Exercise objective: In the listing below, identify each line with the word "Portugal" and return those lines.
## BEGIN Dataset extract
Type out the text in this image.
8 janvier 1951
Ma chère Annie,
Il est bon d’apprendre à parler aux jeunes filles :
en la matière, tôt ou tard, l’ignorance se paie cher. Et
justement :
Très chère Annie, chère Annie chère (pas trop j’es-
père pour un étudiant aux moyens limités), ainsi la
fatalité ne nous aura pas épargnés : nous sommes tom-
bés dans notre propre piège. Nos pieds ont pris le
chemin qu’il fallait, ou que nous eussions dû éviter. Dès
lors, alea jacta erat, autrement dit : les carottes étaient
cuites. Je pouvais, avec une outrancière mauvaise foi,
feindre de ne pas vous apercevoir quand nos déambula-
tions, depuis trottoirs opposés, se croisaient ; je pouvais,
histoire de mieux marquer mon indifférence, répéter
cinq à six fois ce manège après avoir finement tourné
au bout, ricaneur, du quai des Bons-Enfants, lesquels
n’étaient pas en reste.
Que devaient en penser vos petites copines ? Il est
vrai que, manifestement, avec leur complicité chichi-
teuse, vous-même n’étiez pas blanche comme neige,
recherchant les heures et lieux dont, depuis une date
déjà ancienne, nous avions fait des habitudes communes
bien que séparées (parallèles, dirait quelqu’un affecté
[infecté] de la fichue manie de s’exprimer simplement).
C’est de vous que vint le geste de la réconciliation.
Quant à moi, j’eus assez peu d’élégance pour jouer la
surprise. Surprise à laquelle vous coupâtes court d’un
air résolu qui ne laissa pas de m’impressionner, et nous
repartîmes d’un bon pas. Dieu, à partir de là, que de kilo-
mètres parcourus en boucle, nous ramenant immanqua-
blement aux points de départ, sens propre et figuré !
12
## END Dataset extract
## BEGIN Dataset extract
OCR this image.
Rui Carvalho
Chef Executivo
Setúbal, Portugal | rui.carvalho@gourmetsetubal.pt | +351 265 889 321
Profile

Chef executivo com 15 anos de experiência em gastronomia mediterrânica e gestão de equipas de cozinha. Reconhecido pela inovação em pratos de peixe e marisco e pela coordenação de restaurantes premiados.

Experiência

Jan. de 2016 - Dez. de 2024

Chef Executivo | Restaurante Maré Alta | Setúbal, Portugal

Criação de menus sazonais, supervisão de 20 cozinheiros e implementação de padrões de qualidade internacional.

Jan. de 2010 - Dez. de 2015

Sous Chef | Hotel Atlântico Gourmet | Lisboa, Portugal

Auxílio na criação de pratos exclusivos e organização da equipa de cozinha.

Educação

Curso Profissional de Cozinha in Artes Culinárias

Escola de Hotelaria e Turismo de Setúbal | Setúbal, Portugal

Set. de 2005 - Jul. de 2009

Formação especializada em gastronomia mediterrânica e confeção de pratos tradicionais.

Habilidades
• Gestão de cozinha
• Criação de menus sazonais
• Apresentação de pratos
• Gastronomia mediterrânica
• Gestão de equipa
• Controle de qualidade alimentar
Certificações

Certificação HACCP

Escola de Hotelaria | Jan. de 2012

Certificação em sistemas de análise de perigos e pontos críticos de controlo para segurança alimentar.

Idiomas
## END Dataset extract
Task solution:
Setúbal, Portugal | rui.carvalho@gourmetsetubal.pt | +351 265 889 321
Chef Executivo | Restaurante Maré Alta | Setúbal, Portugal
Sous Chef | Hotel Atlântico Gourmet | Lisboa, Portugal
Escola de Hotelaria e Turismo de Setúbal | Setúbal, Portugal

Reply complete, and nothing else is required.